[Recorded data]
------

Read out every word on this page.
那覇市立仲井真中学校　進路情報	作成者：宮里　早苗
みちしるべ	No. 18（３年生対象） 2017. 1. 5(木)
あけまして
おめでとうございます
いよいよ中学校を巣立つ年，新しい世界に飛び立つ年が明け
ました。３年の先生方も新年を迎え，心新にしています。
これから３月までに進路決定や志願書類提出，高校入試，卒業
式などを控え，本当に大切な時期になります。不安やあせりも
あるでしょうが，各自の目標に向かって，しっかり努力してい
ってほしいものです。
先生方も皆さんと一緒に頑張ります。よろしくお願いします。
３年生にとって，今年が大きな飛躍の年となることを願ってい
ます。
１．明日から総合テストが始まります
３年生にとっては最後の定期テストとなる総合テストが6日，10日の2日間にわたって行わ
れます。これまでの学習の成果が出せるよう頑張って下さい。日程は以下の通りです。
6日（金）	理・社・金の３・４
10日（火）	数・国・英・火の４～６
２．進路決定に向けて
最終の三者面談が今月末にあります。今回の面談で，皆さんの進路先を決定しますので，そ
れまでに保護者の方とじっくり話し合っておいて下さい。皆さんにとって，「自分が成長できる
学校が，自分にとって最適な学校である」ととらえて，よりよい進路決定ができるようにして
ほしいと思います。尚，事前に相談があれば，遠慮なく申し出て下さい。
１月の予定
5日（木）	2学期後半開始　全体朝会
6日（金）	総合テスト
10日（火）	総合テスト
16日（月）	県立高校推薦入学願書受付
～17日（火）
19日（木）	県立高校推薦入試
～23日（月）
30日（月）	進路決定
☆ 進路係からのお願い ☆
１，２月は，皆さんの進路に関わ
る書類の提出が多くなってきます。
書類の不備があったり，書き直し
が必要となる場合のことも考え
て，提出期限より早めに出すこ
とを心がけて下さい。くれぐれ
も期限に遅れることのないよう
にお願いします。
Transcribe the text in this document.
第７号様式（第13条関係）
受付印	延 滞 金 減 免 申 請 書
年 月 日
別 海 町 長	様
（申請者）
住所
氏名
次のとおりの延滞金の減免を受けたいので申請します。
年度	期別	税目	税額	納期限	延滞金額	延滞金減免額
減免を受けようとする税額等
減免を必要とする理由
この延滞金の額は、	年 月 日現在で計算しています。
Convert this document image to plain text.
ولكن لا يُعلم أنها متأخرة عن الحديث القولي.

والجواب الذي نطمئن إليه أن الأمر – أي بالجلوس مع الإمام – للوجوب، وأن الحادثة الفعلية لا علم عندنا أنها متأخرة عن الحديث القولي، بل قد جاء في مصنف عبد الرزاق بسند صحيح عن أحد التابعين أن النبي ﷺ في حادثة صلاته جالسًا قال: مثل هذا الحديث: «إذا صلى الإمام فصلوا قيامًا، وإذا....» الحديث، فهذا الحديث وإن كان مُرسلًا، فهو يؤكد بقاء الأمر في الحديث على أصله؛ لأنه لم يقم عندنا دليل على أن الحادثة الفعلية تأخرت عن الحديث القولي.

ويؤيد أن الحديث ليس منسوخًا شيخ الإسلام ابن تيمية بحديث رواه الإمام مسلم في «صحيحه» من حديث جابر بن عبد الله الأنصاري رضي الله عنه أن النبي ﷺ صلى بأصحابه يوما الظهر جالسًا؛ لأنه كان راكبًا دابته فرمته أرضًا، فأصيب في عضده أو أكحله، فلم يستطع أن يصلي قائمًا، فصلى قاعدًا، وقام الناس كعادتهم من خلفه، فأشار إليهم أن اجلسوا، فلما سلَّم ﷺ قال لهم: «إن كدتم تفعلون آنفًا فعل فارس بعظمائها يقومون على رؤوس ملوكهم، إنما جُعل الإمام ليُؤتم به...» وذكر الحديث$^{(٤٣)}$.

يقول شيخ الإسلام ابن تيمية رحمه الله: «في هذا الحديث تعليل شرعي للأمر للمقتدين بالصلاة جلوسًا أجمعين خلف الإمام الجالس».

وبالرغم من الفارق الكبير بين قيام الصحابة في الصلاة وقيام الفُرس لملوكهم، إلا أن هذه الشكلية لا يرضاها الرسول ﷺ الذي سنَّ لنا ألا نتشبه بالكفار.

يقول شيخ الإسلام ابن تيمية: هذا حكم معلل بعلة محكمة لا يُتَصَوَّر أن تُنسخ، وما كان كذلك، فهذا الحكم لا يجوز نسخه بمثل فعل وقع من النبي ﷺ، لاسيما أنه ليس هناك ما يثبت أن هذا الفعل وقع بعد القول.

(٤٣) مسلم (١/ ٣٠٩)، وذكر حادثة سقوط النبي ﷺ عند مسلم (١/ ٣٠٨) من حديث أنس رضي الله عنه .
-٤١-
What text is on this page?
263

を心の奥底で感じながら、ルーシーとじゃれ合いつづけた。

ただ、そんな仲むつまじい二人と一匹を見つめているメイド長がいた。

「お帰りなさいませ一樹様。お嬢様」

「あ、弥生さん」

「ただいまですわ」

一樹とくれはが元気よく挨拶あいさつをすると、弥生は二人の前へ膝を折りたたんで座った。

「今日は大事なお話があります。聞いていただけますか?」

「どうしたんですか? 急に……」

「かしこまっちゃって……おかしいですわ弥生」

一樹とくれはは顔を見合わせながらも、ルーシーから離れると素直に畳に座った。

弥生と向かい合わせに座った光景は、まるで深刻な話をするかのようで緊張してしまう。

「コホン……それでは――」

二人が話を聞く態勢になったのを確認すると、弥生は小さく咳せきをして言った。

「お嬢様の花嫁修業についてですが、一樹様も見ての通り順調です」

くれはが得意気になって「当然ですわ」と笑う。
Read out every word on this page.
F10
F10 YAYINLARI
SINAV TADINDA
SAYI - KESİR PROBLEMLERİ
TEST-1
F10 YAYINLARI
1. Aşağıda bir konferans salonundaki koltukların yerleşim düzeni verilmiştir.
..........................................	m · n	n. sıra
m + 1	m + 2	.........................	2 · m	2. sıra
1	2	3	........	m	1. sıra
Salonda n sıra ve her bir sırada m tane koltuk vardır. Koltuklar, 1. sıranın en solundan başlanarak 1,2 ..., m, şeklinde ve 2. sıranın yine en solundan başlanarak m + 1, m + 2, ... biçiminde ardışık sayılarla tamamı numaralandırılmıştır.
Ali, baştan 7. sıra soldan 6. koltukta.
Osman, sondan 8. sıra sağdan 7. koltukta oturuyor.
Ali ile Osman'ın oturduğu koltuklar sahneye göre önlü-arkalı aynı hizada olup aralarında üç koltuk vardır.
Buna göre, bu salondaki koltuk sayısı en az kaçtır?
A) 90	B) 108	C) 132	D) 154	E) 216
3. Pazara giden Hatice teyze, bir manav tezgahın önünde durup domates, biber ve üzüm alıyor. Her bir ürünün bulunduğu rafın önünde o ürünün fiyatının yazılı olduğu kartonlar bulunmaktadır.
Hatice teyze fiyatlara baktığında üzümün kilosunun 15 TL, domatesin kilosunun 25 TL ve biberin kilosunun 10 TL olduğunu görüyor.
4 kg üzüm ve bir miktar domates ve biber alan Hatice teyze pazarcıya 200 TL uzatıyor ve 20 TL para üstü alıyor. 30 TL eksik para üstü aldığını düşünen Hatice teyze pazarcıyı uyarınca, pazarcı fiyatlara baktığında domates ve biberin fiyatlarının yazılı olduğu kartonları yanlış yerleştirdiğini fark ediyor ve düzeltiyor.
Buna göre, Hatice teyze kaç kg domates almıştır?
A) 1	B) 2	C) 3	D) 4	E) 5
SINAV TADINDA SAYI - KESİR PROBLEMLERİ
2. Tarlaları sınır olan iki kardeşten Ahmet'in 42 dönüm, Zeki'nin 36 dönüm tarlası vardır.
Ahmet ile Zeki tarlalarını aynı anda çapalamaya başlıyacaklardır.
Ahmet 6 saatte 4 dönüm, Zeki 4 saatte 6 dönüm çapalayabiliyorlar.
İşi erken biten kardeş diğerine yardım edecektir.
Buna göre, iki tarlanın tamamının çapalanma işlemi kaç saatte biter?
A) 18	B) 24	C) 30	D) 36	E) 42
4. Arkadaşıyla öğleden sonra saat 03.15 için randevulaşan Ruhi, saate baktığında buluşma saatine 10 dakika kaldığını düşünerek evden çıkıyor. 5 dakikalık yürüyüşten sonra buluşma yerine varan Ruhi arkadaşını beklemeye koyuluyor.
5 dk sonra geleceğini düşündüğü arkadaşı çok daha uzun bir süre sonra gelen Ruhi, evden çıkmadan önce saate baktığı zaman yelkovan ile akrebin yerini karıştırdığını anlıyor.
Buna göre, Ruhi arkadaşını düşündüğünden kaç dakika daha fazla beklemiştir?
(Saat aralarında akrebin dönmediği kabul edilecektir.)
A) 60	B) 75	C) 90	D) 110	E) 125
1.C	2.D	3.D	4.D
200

------

## Stated goal
Copy each line above that contains the word "yazılı".

## Final result
3. Pazara giden Hatice teyze, bir manav tezgahın önünde durup domates, biber ve üzüm alıyor. Her bir ürünün bulunduğu rafın önünde o ürünün fiyatının yazılı olduğu kartonlar bulunmaktadır.
4 kg üzüm ve bir miktar domates ve biber alan Hatice teyze pazarcıya 200 TL uzatıyor ve 20 TL para üstü alıyor. 30 TL eksik para üstü aldığını düşünen Hatice teyze pazarcıyı uyarınca, pazarcı fiyatlara baktığında domates ve biberin fiyatlarının yazılı olduğu kartonları yanlış yerleştirdiğini fark ediyor ve düzeltiyor.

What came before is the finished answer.